=== Records for the task ===
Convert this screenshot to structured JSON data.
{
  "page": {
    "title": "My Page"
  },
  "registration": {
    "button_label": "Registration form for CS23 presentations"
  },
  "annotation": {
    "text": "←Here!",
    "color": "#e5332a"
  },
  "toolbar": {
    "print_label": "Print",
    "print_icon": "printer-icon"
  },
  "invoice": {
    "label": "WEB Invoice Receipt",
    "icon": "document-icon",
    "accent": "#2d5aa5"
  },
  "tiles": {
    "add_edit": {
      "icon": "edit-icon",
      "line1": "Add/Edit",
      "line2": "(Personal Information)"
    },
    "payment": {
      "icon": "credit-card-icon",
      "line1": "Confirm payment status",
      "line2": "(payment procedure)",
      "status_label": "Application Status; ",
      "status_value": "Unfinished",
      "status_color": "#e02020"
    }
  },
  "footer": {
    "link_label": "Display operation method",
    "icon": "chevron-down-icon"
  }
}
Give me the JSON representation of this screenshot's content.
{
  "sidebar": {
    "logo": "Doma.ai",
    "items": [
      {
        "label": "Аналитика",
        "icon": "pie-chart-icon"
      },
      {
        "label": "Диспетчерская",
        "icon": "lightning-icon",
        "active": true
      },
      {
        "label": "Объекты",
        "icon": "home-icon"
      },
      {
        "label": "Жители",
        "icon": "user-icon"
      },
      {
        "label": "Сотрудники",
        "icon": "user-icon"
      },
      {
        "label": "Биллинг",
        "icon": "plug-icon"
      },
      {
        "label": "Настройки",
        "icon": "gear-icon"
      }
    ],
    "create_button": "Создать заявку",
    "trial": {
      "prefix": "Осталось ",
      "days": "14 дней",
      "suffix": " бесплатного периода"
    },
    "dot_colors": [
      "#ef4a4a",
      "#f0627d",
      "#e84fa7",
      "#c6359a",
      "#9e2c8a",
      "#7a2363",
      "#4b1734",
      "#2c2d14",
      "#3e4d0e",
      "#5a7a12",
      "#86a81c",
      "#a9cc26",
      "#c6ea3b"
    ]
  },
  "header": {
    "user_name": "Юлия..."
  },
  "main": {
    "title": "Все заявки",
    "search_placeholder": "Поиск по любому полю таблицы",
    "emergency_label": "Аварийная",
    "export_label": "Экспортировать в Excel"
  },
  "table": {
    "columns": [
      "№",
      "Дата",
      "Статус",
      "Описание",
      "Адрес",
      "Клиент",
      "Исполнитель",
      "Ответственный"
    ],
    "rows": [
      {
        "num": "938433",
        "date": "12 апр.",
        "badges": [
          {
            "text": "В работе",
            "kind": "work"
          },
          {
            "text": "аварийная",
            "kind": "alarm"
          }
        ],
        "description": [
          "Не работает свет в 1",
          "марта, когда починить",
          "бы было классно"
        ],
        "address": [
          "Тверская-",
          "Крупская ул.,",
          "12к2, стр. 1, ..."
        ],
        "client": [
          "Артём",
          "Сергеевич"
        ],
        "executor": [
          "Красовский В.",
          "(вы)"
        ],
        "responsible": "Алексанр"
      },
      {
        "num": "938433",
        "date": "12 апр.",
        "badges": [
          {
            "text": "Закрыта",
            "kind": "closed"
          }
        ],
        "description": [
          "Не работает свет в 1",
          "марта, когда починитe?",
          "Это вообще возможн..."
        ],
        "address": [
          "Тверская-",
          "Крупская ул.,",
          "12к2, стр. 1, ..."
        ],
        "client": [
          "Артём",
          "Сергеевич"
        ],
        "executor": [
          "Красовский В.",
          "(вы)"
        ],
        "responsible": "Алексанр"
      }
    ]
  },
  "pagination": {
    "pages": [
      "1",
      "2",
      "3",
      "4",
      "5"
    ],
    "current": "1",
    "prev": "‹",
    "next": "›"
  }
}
===
Extract each entry in full and write it down exactly.

**Written response:**
Convert this screenshot to structured JSON data.
{
  "page": {
    "title": "My Page"
  },
  "registration": {
    "button_label": "Registration form for CS23 presentations"
  },
  "annotation": {
    "text": "←Here!",
    "color": "#e5332a"
  },
  "toolbar": {
    "print_label": "Print",
    "print_icon": "printer-icon"
  },
  "invoice": {
    "label": "WEB Invoice Receipt",
    "icon": "document-icon",
    "accent": "#2d5aa5"
  },
  "tiles": {
    "add_edit": {
      "icon": "edit-icon",
      "line1": "Add/Edit",
      "line2": "(Personal Information)"
    },
    "payment": {
      "icon": "credit-card-icon",
      "line1": "Confirm payment status",
      "line2": "(payment procedure)",
      "status_label": "Application Status; ",
      "status_value": "Unfinished",
      "status_color": "#e02020"
    }
  },
  "footer": {
    "link_label": "Display operation method",
    "icon": "chevron-down-icon"
  }
}
Give me the JSON representation of this screenshot's content.
{
  "sidebar": {
    "logo": "Doma.ai",
    "items": [
      {
        "label": "Аналитика",
        "icon": "pie-chart-icon"
      },
      {
        "label": "Диспетчерская",
        "icon": "lightning-icon",
        "active": true
      },
      {
        "label": "Объекты",
        "icon": "home-icon"
      },
      {
        "label": "Жители",
        "icon": "user-icon"
      },
      {
        "label": "Сотрудники",
        "icon": "user-icon"
      },
      {
        "label": "Биллинг",
        "icon": "plug-icon"
      },
      {
        "label": "Настройки",
        "icon": "gear-icon"
      }
    ],
    "create_button": "Создать заявку",
    "trial": {
      "prefix": "Осталось ",
      "days": "14 дней",
      "suffix": " бесплатного периода"
    },
    "dot_colors": [
      "#ef4a4a",
      "#f0627d",
      "#e84fa7",
      "#c6359a",
      "#9e2c8a",
      "#7a2363",
      "#4b1734",
      "#2c2d14",
      "#3e4d0e",
      "#5a7a12",
      "#86a81c",
      "#a9cc26",
      "#c6ea3b"
    ]
  },
  "header": {
    "user_name": "Юлия..."
  },
  "main": {
    "title": "Все заявки",
    "search_placeholder": "Поиск по любому полю таблицы",
    "emergency_label": "Аварийная",
    "export_label": "Экспортировать в Excel"
  },
  "table": {
    "columns": [
      "№",
      "Дата",
      "Статус",
      "Описание",
      "Адрес",
      "Клиент",
      "Исполнитель",
      "Ответственный"
    ],
    "rows": [
      {
        "num": "938433",
        "date": "12 апр.",
        "badges": [
          {
            "text": "В работе",
            "kind": "work"
          },
          {
            "text": "аварийная",
            "kind": "alarm"
          }
        ],
        "description": [
          "Не работает свет в 1",
          "марта, когда починить",
          "бы было классно"
        ],
        "address": [
          "Тверская-",
          "Крупская ул.,",
          "12к2, стр. 1, ..."
        ],
        "client": [
          "Артём",
          "Сергеевич"
        ],
        "executor": [
          "Красовский В.",
          "(вы)"
        ],
        "responsible": "Алексанр"
      },
      {
        "num": "938433",
        "date": "12 апр.",
        "badges": [
          {
            "text": "Закрыта",
            "kind": "closed"
          }
        ],
        "description": [
          "Не работает свет в 1",
          "марта, когда починитe?",
          "Это вообще возможн..."
        ],
        "address": [
          "Тверская-",
          "Крупская ул.,",
          "12к2, стр. 1, ..."
        ],
        "client": [
          "Артём",
          "Сергеевич"
        ],
        "executor": [
          "Красовский В.",
          "(вы)"
        ],
        "responsible": "Алексанр"
      }
    ]
  },
  "pagination": {
    "pages": [
      "1",
      "2",
      "3",
      "4",
      "5"
    ],
    "current": "1",
    "prev": "‹",
    "next": "›"
  }
}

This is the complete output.